Records provided:
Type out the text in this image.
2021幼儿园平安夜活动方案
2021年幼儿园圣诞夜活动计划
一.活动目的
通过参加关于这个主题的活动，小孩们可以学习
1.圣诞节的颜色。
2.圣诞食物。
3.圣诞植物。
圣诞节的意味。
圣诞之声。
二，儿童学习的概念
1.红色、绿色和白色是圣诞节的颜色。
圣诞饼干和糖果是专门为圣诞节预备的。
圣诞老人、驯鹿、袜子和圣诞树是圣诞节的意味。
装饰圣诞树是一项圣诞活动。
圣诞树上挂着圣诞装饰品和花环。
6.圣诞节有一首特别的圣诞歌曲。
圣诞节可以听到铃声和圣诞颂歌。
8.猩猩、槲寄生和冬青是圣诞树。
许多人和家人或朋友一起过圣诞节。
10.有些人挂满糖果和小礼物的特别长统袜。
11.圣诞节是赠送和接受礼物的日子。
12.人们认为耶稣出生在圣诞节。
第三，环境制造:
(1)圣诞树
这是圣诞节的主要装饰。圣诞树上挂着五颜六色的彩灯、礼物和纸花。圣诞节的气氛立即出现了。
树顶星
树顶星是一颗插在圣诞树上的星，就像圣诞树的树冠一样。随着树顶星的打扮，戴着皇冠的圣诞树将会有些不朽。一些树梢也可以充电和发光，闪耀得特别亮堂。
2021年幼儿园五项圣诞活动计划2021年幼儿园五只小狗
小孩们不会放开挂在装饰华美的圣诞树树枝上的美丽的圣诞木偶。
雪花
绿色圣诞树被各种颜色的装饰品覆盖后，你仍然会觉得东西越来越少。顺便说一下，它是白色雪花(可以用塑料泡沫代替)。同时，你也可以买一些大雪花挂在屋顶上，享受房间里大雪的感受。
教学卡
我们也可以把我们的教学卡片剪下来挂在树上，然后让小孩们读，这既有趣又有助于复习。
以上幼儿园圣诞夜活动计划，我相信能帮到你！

Aim:
Extract the full listing and reproduce each line exactly.

Result of the exercise:
Type out the text in this image.
2021幼儿园平安夜活动方案
2021年幼儿园圣诞夜活动计划
一.活动目的
通过参加关于这个主题的活动，小孩们可以学习
1.圣诞节的颜色。
2.圣诞食物。
3.圣诞植物。
圣诞节的意味。
圣诞之声。
二，儿童学习的概念
1.红色、绿色和白色是圣诞节的颜色。
圣诞饼干和糖果是专门为圣诞节预备的。
圣诞老人、驯鹿、袜子和圣诞树是圣诞节的意味。
装饰圣诞树是一项圣诞活动。
圣诞树上挂着圣诞装饰品和花环。
6.圣诞节有一首特别的圣诞歌曲。
圣诞节可以听到铃声和圣诞颂歌。
8.猩猩、槲寄生和冬青是圣诞树。
许多人和家人或朋友一起过圣诞节。
10.有些人挂满糖果和小礼物的特别长统袜。
11.圣诞节是赠送和接受礼物的日子。
12.人们认为耶稣出生在圣诞节。
第三，环境制造:
(1)圣诞树
这是圣诞节的主要装饰。圣诞树上挂着五颜六色的彩灯、礼物和纸花。圣诞节的气氛立即出现了。
树顶星
树顶星是一颗插在圣诞树上的星，就像圣诞树的树冠一样。随着树顶星的打扮，戴着皇冠的圣诞树将会有些不朽。一些树梢也可以充电和发光，闪耀得特别亮堂。
2021年幼儿园五项圣诞活动计划2021年幼儿园五只小狗
小孩们不会放开挂在装饰华美的圣诞树树枝上的美丽的圣诞木偶。
雪花
绿色圣诞树被各种颜色的装饰品覆盖后，你仍然会觉得东西越来越少。顺便说一下，它是白色雪花(可以用塑料泡沫代替)。同时，你也可以买一些大雪花挂在屋顶上，享受房间里大雪的感受。
教学卡
我们也可以把我们的教学卡片剪下来挂在树上，然后让小孩们读，这既有趣又有助于复习。
以上幼儿园圣诞夜活动计划，我相信能帮到你！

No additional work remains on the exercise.